■ **Directions**:
Images appear in the records below; leave them out and repeat everything else exactly.

■ **Material provided**:
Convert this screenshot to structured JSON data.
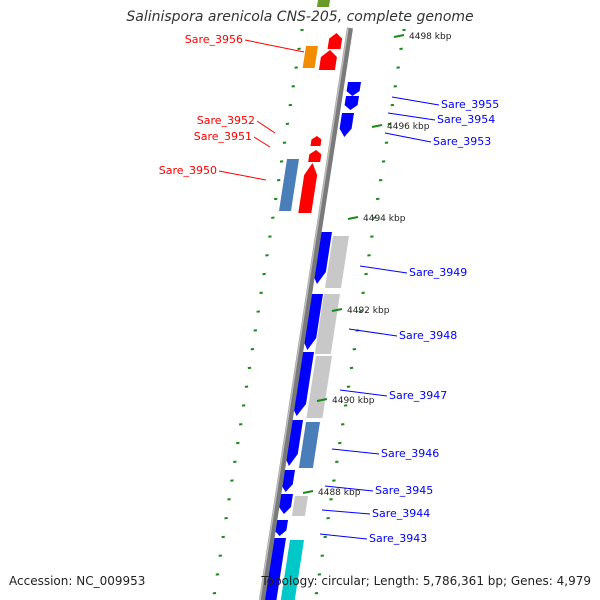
{
  "title": "Salinispora arenicola CNS-205, complete genome",
  "footer": {
    "accession": "Accession: NC_009953",
    "summary": "Topology: circular; Length: 5,786,361 bp; Genes: 4,979"
  },
  "colors": {
    "forward_strand": "#ff0000",
    "reverse_strand": "#0000ff",
    "tick": "#1a8a1a",
    "backbone": "#888888"
  },
  "scale_ticks": [
    {
      "label": "4498 kbp"
    },
    {
      "label": "4496 kbp"
    },
    {
      "label": "4494 kbp"
    },
    {
      "label": "4492 kbp"
    },
    {
      "label": "4490 kbp"
    },
    {
      "label": "4488 kbp"
    }
  ],
  "gene_labels": [
    {
      "label": "Sare_3956",
      "strand": "forward"
    },
    {
      "label": "Sare_3952",
      "strand": "forward"
    },
    {
      "label": "Sare_3951",
      "strand": "forward"
    },
    {
      "label": "Sare_3950",
      "strand": "forward"
    },
    {
      "label": "Sare_3955",
      "strand": "reverse"
    },
    {
      "label": "Sare_3954",
      "strand": "reverse"
    },
    {
      "label": "Sare_3953",
      "strand": "reverse"
    },
    {
      "label": "Sare_3949",
      "strand": "reverse"
    },
    {
      "label": "Sare_3948",
      "strand": "reverse"
    },
    {
      "label": "Sare_3947",
      "strand": "reverse"
    },
    {
      "label": "Sare_3946",
      "strand": "reverse"
    },
    {
      "label": "Sare_3945",
      "strand": "reverse"
    },
    {
      "label": "Sare_3944",
      "strand": "reverse"
    },
    {
      "label": "Sare_3943",
      "strand": "reverse"
    }
  ]
}
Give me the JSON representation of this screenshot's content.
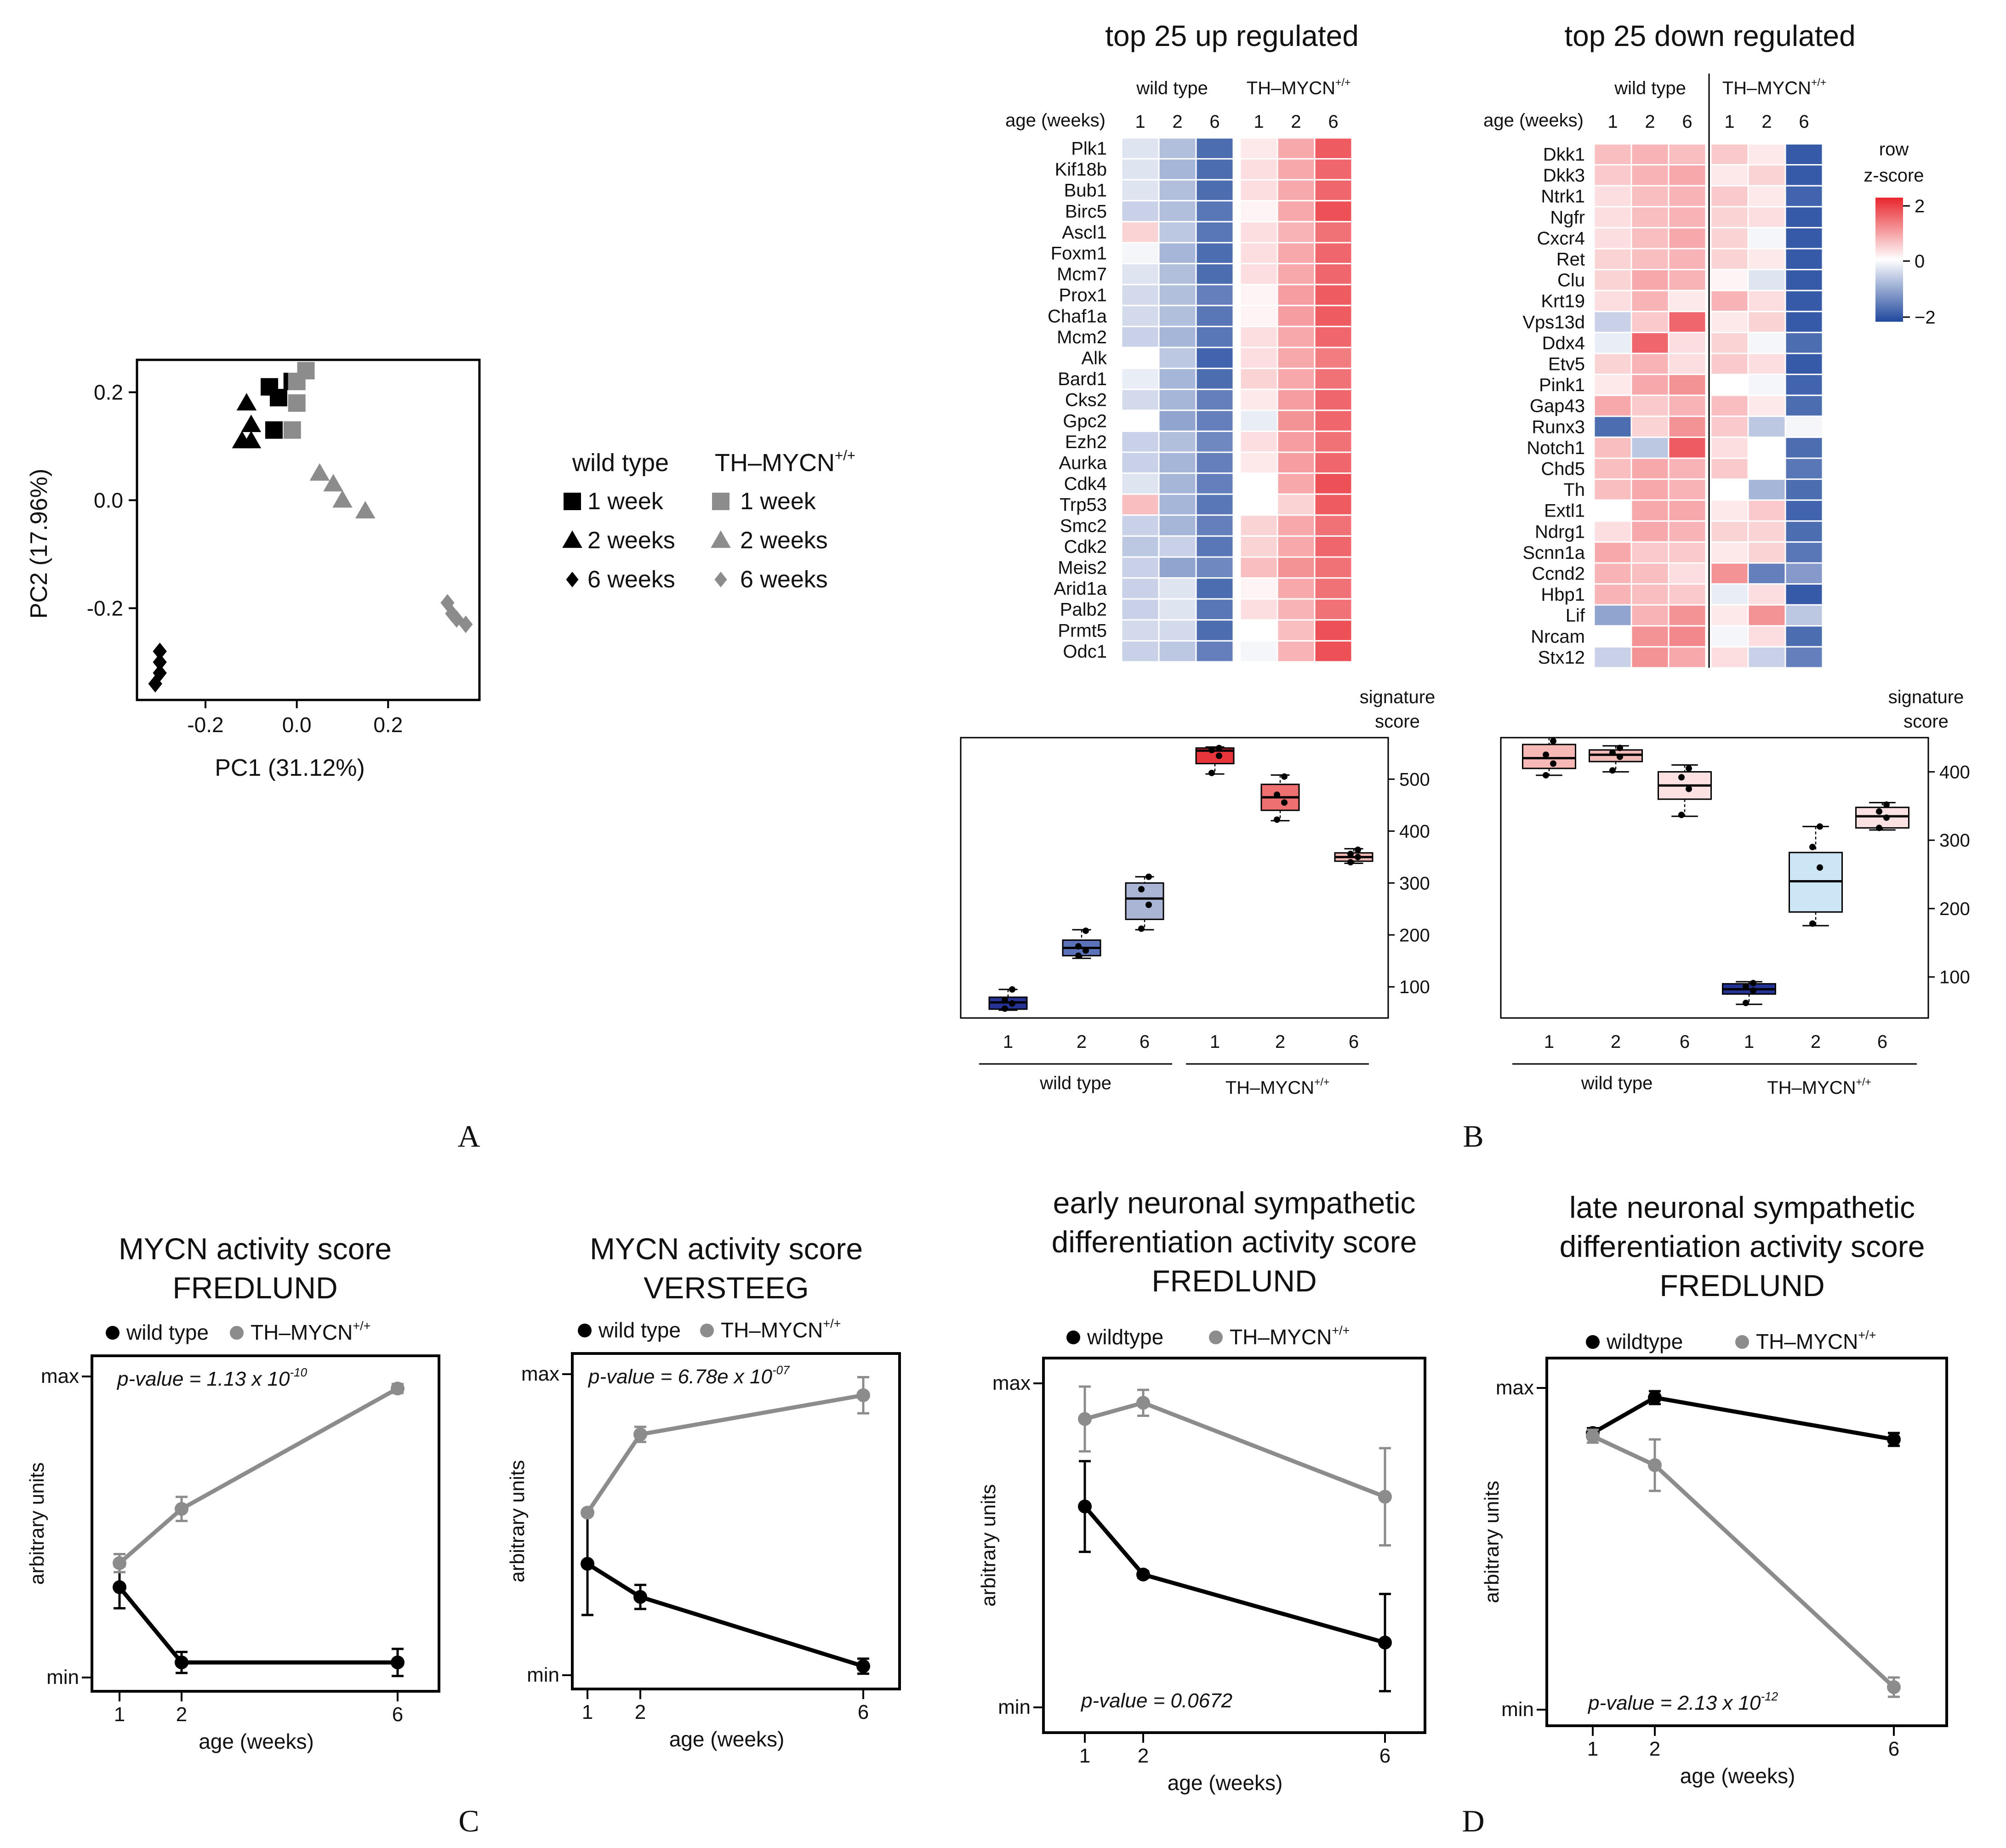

■ **Output for this exercise**:
Convert this screenshot to structured JSON data.
{
  "title": "Salinispora arenicola CNS-205, complete genome",
  "footer": {
    "accession": "Accession: NC_009953",
    "summary": "Topology: circular; Length: 5,786,361 bp; Genes: 4,979"
  },
  "colors": {
    "forward_strand": "#ff0000",
    "reverse_strand": "#0000ff",
    "tick": "#1a8a1a",
    "backbone": "#888888"
  },
  "scale_ticks": [
    {
      "label": "4498 kbp"
    },
    {
      "label": "4496 kbp"
    },
    {
      "label": "4494 kbp"
    },
    {
      "label": "4492 kbp"
    },
    {
      "label": "4490 kbp"
    },
    {
      "label": "4488 kbp"
    }
  ],
  "gene_labels": [
    {
      "label": "Sare_3956",
      "strand": "forward"
    },
    {
      "label": "Sare_3952",
      "strand": "forward"
    },
    {
      "label": "Sare_3951",
      "strand": "forward"
    },
    {
      "label": "Sare_3950",
      "strand": "forward"
    },
    {
      "label": "Sare_3955",
      "strand": "reverse"
    },
    {
      "label": "Sare_3954",
      "strand": "reverse"
    },
    {
      "label": "Sare_3953",
      "strand": "reverse"
    },
    {
      "label": "Sare_3949",
      "strand": "reverse"
    },
    {
      "label": "Sare_3948",
      "strand": "reverse"
    },
    {
      "label": "Sare_3947",
      "strand": "reverse"
    },
    {
      "label": "Sare_3946",
      "strand": "reverse"
    },
    {
      "label": "Sare_3945",
      "strand": "reverse"
    },
    {
      "label": "Sare_3944",
      "strand": "reverse"
    },
    {
      "label": "Sare_3943",
      "strand": "reverse"
    }
  ]
}
Give me the JSON representation of this screenshot's content.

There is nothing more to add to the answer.